Of the lines in the records that follow, how many include the word "title"? Answer with a bare number.

━━━━━ GIVEN RECORDS ━━━━━

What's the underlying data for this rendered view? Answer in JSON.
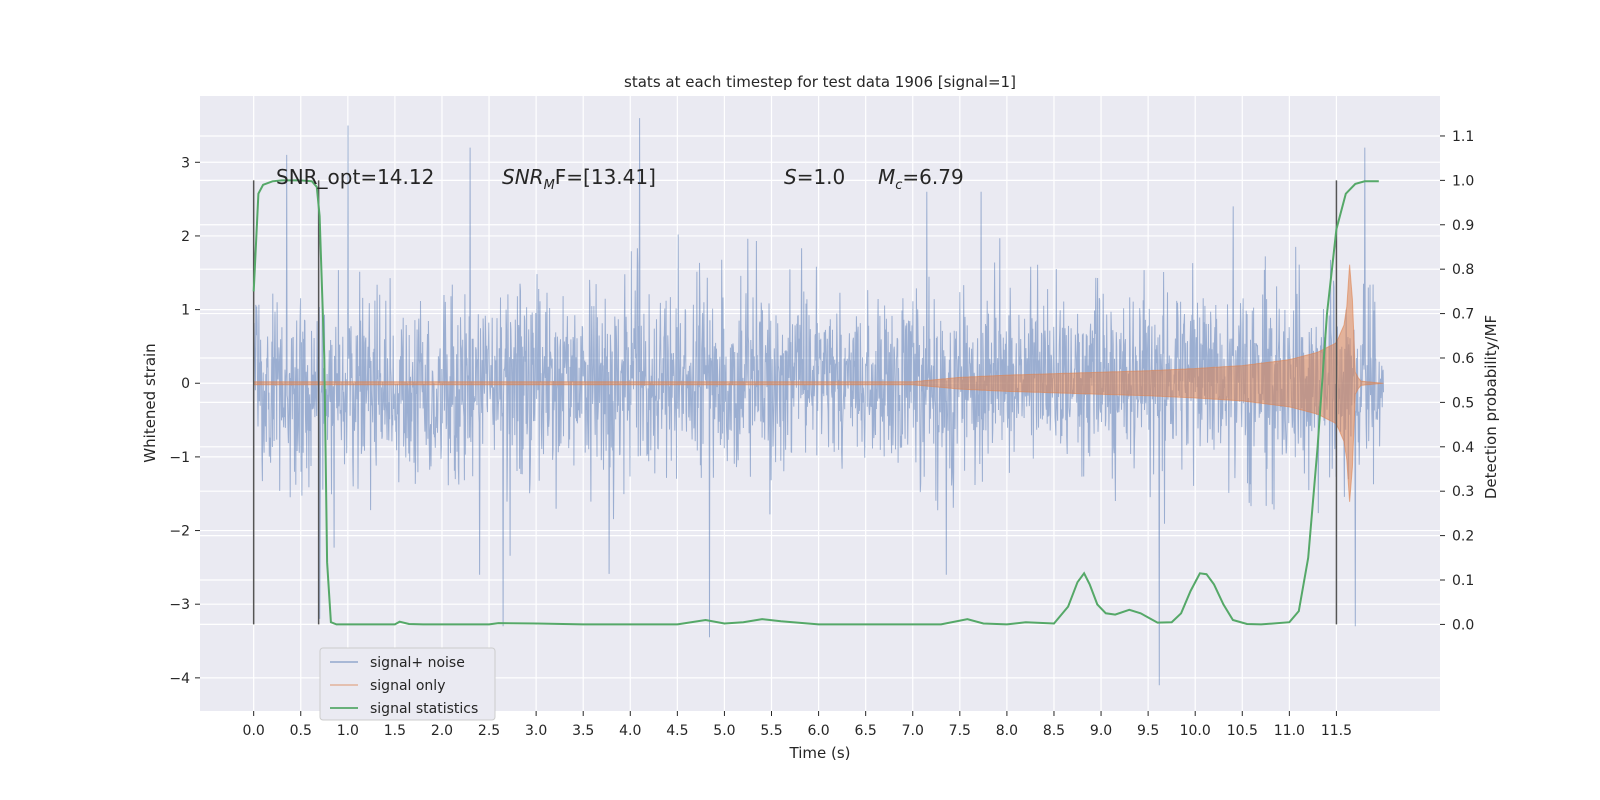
{
  "chart_data": {
    "type": "line",
    "title": "stats at each timestep for test data 1906 [signal=1]",
    "xlabel": "Time (s)",
    "ylabel": "Whitened strain",
    "y2label": "Detection probability/MF",
    "xlim": [
      -0.57,
      12.6
    ],
    "ylim": [
      -4.45,
      3.9
    ],
    "y2lim": [
      -0.195,
      1.19
    ],
    "xticks": [
      "0.0",
      "0.5",
      "1.0",
      "1.5",
      "2.0",
      "2.5",
      "3.0",
      "3.5",
      "4.0",
      "4.5",
      "5.0",
      "5.5",
      "6.0",
      "6.5",
      "7.0",
      "7.5",
      "8.0",
      "8.5",
      "9.0",
      "9.5",
      "10.0",
      "10.5",
      "11.0",
      "11.5"
    ],
    "yticks": [
      "3",
      "2",
      "1",
      "0",
      "−1",
      "−2",
      "−3",
      "−4"
    ],
    "y2ticks": [
      "1.1",
      "1.0",
      "0.9",
      "0.8",
      "0.7",
      "0.6",
      "0.5",
      "0.4",
      "0.3",
      "0.2",
      "0.1",
      "0.0"
    ],
    "grid": true,
    "legend": {
      "placement": "lower-left",
      "entries": [
        "signal+ noise",
        "signal only",
        "signal statistics"
      ]
    },
    "annotations": {
      "snr_opt": "SNR_opt=14.12",
      "snr_mf_sym": "SNR",
      "snr_mf_sub": "M",
      "snr_mf_rest": "F=[13.41]",
      "s_sym": "S",
      "s_rest": "=1.0",
      "mc_sym": "M",
      "mc_sub": "c",
      "mc_rest": "=6.79"
    },
    "colors": {
      "noise": "#4c72b0",
      "signal": "#dd8452",
      "stat": "#55a868",
      "vline": "#555555",
      "background": "#eaeaf2"
    },
    "vlines_x": [
      0.0,
      0.69,
      11.5
    ],
    "series": [
      {
        "name": "signal+ noise",
        "x_range": [
          0.0,
          12.0
        ],
        "envelope_extremes": {
          "max": [
            [
              1.0,
              3.5
            ],
            [
              4.1,
              3.6
            ],
            [
              11.8,
              3.2
            ],
            [
              0.35,
              3.1
            ],
            [
              2.3,
              3.2
            ]
          ],
          "min": [
            [
              9.62,
              -4.1
            ],
            [
              4.84,
              -3.45
            ],
            [
              2.65,
              -3.3
            ],
            [
              11.7,
              -3.3
            ],
            [
              0.7,
              -3.2
            ]
          ]
        }
      },
      {
        "name": "signal only",
        "x": [
          0.0,
          7.0,
          7.5,
          8.0,
          8.5,
          9.0,
          9.5,
          10.0,
          10.5,
          11.0,
          11.3,
          11.5,
          11.6,
          11.65,
          11.7,
          11.75,
          12.0
        ],
        "amplitude": [
          0.02,
          0.02,
          0.08,
          0.11,
          0.13,
          0.15,
          0.17,
          0.2,
          0.24,
          0.32,
          0.42,
          0.55,
          0.85,
          1.8,
          0.15,
          0.03,
          0.0
        ]
      },
      {
        "name": "signal statistics",
        "x": [
          0.0,
          0.05,
          0.1,
          0.2,
          0.3,
          0.5,
          0.62,
          0.67,
          0.7,
          0.75,
          0.78,
          0.82,
          0.88,
          0.95,
          1.0,
          1.5,
          1.55,
          1.65,
          1.8,
          2.5,
          2.6,
          3.0,
          3.5,
          4.5,
          4.8,
          5.0,
          5.2,
          5.4,
          5.6,
          6.0,
          7.3,
          7.58,
          7.75,
          8.0,
          8.2,
          8.5,
          8.65,
          8.75,
          8.82,
          8.88,
          8.96,
          9.05,
          9.15,
          9.3,
          9.42,
          9.6,
          9.75,
          9.85,
          9.95,
          10.05,
          10.12,
          10.2,
          10.3,
          10.4,
          10.55,
          10.7,
          11.0,
          11.1,
          11.2,
          11.3,
          11.4,
          11.5,
          11.6,
          11.7,
          11.8,
          11.95
        ],
        "values": [
          0.75,
          0.97,
          0.99,
          0.998,
          1.0,
          1.0,
          0.998,
          0.985,
          0.92,
          0.6,
          0.14,
          0.005,
          0.0,
          0.0,
          0.0,
          0.0,
          0.006,
          0.001,
          0.0,
          0.0,
          0.003,
          0.002,
          0.0,
          0.0,
          0.01,
          0.002,
          0.005,
          0.012,
          0.007,
          0.0,
          0.0,
          0.012,
          0.002,
          0.0,
          0.005,
          0.002,
          0.04,
          0.095,
          0.115,
          0.09,
          0.045,
          0.025,
          0.022,
          0.033,
          0.025,
          0.004,
          0.005,
          0.025,
          0.075,
          0.115,
          0.113,
          0.09,
          0.045,
          0.01,
          0.001,
          0.0,
          0.005,
          0.03,
          0.15,
          0.4,
          0.7,
          0.89,
          0.97,
          0.992,
          0.998,
          0.998
        ]
      }
    ]
  }
}
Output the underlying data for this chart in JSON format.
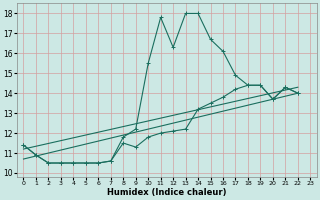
{
  "xlabel": "Humidex (Indice chaleur)",
  "background_color": "#cce8e4",
  "grid_color": "#d4a0a0",
  "line_color": "#1a6e5e",
  "xlim": [
    -0.5,
    23.5
  ],
  "ylim": [
    9.8,
    18.5
  ],
  "yticks": [
    10,
    11,
    12,
    13,
    14,
    15,
    16,
    17,
    18
  ],
  "xticks": [
    0,
    1,
    2,
    3,
    4,
    5,
    6,
    7,
    8,
    9,
    10,
    11,
    12,
    13,
    14,
    15,
    16,
    17,
    18,
    19,
    20,
    21,
    22,
    23
  ],
  "series": [
    {
      "x": [
        0,
        1,
        2,
        3,
        4,
        5,
        6,
        7,
        8,
        9,
        10,
        11,
        12,
        13,
        14,
        15,
        16,
        17,
        18,
        19,
        20,
        21,
        22
      ],
      "y": [
        11.4,
        10.9,
        10.5,
        10.5,
        10.5,
        10.5,
        10.5,
        10.6,
        11.8,
        12.2,
        15.5,
        17.8,
        16.3,
        18.0,
        18.0,
        16.7,
        16.1,
        14.9,
        14.4,
        14.4,
        13.7,
        14.3,
        14.0
      ]
    },
    {
      "x": [
        0,
        1,
        2,
        3,
        4,
        5,
        6,
        7,
        8,
        9,
        10,
        11,
        12,
        13,
        14,
        15,
        16,
        17,
        18,
        19,
        20,
        21,
        22
      ],
      "y": [
        11.4,
        10.9,
        10.5,
        10.5,
        10.5,
        10.5,
        10.5,
        10.6,
        11.5,
        11.3,
        11.8,
        12.0,
        12.1,
        12.2,
        13.2,
        13.5,
        13.8,
        14.2,
        14.4,
        14.4,
        13.7,
        14.3,
        14.0
      ]
    },
    {
      "x": [
        0,
        22
      ],
      "y": [
        11.2,
        14.3
      ]
    },
    {
      "x": [
        0,
        22
      ],
      "y": [
        10.7,
        14.0
      ]
    }
  ]
}
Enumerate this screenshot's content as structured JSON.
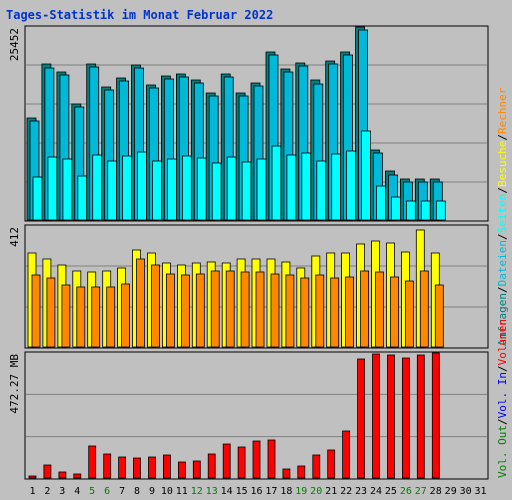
{
  "title": "Tages-Statistik im Monat Februar 2022",
  "colors": {
    "background": "#c0c0c0",
    "title": "#0033cc",
    "grid": "#808080",
    "anfragen": "#008080",
    "dateien": "#00b8d8",
    "seiten": "#00ffff",
    "besuche": "#ffff00",
    "rechner": "#ff8800",
    "volumen": "#ff0000",
    "vol_in": "#0000ff",
    "vol_out": "#008000",
    "weekend": "#008000",
    "weekday": "#000000"
  },
  "chart_data": [
    {
      "type": "bar",
      "title": "Tages-Statistik im Monat Februar 2022",
      "ymax_label": "25452",
      "ylim": [
        0,
        25452
      ],
      "categories": [
        "1",
        "2",
        "3",
        "4",
        "5",
        "6",
        "7",
        "8",
        "9",
        "10",
        "11",
        "12",
        "13",
        "14",
        "15",
        "16",
        "17",
        "18",
        "19",
        "20",
        "21",
        "22",
        "23",
        "24",
        "25",
        "26",
        "27",
        "28",
        "29",
        "30",
        "31"
      ],
      "series": [
        {
          "name": "Anfragen",
          "values": [
            13500,
            20600,
            19500,
            15300,
            20600,
            17500,
            18700,
            20500,
            17800,
            19000,
            19300,
            18500,
            16700,
            19300,
            16800,
            18100,
            22100,
            19900,
            20700,
            18400,
            21000,
            22200,
            25452,
            9200,
            6400,
            5400,
            5400,
            5400,
            0,
            0,
            0
          ]
        },
        {
          "name": "Dateien",
          "values": [
            13100,
            20100,
            19100,
            14900,
            20200,
            17100,
            18300,
            20100,
            17400,
            18600,
            18900,
            18100,
            16300,
            18900,
            16400,
            17700,
            21700,
            19500,
            20300,
            18000,
            20600,
            21800,
            25000,
            8800,
            6000,
            5000,
            5000,
            5000,
            0,
            0,
            0
          ]
        },
        {
          "name": "Seiten",
          "values": [
            5700,
            8300,
            8000,
            5800,
            8600,
            7800,
            8400,
            9000,
            7800,
            8100,
            8500,
            8200,
            7500,
            8300,
            7600,
            8100,
            9800,
            8600,
            8900,
            7800,
            8700,
            9100,
            11700,
            4500,
            3000,
            2500,
            2500,
            2500,
            0,
            0,
            0
          ]
        }
      ]
    },
    {
      "type": "bar",
      "ymax_label": "412",
      "ylim": [
        0,
        412
      ],
      "categories": [
        "1",
        "2",
        "3",
        "4",
        "5",
        "6",
        "7",
        "8",
        "9",
        "10",
        "11",
        "12",
        "13",
        "14",
        "15",
        "16",
        "17",
        "18",
        "19",
        "20",
        "21",
        "22",
        "23",
        "24",
        "25",
        "26",
        "27",
        "28",
        "29",
        "30",
        "31"
      ],
      "series": [
        {
          "name": "Besuche",
          "values": [
            320,
            300,
            280,
            260,
            255,
            260,
            270,
            330,
            320,
            285,
            280,
            285,
            290,
            285,
            300,
            300,
            300,
            290,
            270,
            310,
            320,
            320,
            350,
            360,
            355,
            325,
            400,
            320,
            0,
            0,
            0
          ]
        },
        {
          "name": "Rechner",
          "values": [
            245,
            235,
            210,
            205,
            205,
            205,
            215,
            300,
            280,
            250,
            245,
            250,
            260,
            260,
            255,
            255,
            250,
            245,
            235,
            245,
            235,
            240,
            260,
            255,
            240,
            225,
            260,
            210,
            0,
            0,
            0
          ]
        }
      ]
    },
    {
      "type": "bar",
      "ymax_label": "472.27 MB",
      "ylim": [
        0,
        472.27
      ],
      "unit": "MB",
      "categories": [
        "1",
        "2",
        "3",
        "4",
        "5",
        "6",
        "7",
        "8",
        "9",
        "10",
        "11",
        "12",
        "13",
        "14",
        "15",
        "16",
        "17",
        "18",
        "19",
        "20",
        "21",
        "22",
        "23",
        "24",
        "25",
        "26",
        "27",
        "28",
        "29",
        "30",
        "31"
      ],
      "series": [
        {
          "name": "Volumen",
          "values": [
            8,
            48,
            22,
            14,
            120,
            92,
            80,
            74,
            78,
            88,
            60,
            66,
            92,
            128,
            116,
            138,
            144,
            34,
            46,
            88,
            104,
            178,
            450,
            470,
            464,
            454,
            466,
            472,
            0,
            0,
            0
          ]
        }
      ]
    }
  ],
  "labels": {
    "right_top": [
      {
        "text": "Anfragen",
        "key": "anfragen"
      },
      {
        "text": "/",
        "key": "weekday"
      },
      {
        "text": "Dateien",
        "key": "dateien"
      },
      {
        "text": "/",
        "key": "weekday"
      },
      {
        "text": "Seiten",
        "key": "seiten"
      },
      {
        "text": "/",
        "key": "weekday"
      },
      {
        "text": "Besuche",
        "key": "besuche"
      },
      {
        "text": "/",
        "key": "weekday"
      },
      {
        "text": "Rechner",
        "key": "rechner"
      }
    ],
    "right_bottom": [
      {
        "text": "Vol. Out",
        "key": "vol_out"
      },
      {
        "text": "/",
        "key": "weekday"
      },
      {
        "text": "Vol. In",
        "key": "vol_in"
      },
      {
        "text": "/",
        "key": "weekday"
      },
      {
        "text": "Volumen",
        "key": "volumen"
      }
    ]
  },
  "days": [
    {
      "label": "1",
      "weekend": false
    },
    {
      "label": "2",
      "weekend": false
    },
    {
      "label": "3",
      "weekend": false
    },
    {
      "label": "4",
      "weekend": false
    },
    {
      "label": "5",
      "weekend": true
    },
    {
      "label": "6",
      "weekend": true
    },
    {
      "label": "7",
      "weekend": false
    },
    {
      "label": "8",
      "weekend": false
    },
    {
      "label": "9",
      "weekend": false
    },
    {
      "label": "10",
      "weekend": false
    },
    {
      "label": "11",
      "weekend": false
    },
    {
      "label": "12",
      "weekend": true
    },
    {
      "label": "13",
      "weekend": true
    },
    {
      "label": "14",
      "weekend": false
    },
    {
      "label": "15",
      "weekend": false
    },
    {
      "label": "16",
      "weekend": false
    },
    {
      "label": "17",
      "weekend": false
    },
    {
      "label": "18",
      "weekend": false
    },
    {
      "label": "19",
      "weekend": true
    },
    {
      "label": "20",
      "weekend": true
    },
    {
      "label": "21",
      "weekend": false
    },
    {
      "label": "22",
      "weekend": false
    },
    {
      "label": "23",
      "weekend": false
    },
    {
      "label": "24",
      "weekend": false
    },
    {
      "label": "25",
      "weekend": false
    },
    {
      "label": "26",
      "weekend": true
    },
    {
      "label": "27",
      "weekend": true
    },
    {
      "label": "28",
      "weekend": false
    },
    {
      "label": "29",
      "weekend": false
    },
    {
      "label": "30",
      "weekend": false
    },
    {
      "label": "31",
      "weekend": false
    }
  ]
}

━━━━━

__TASK OUTPUT__. 4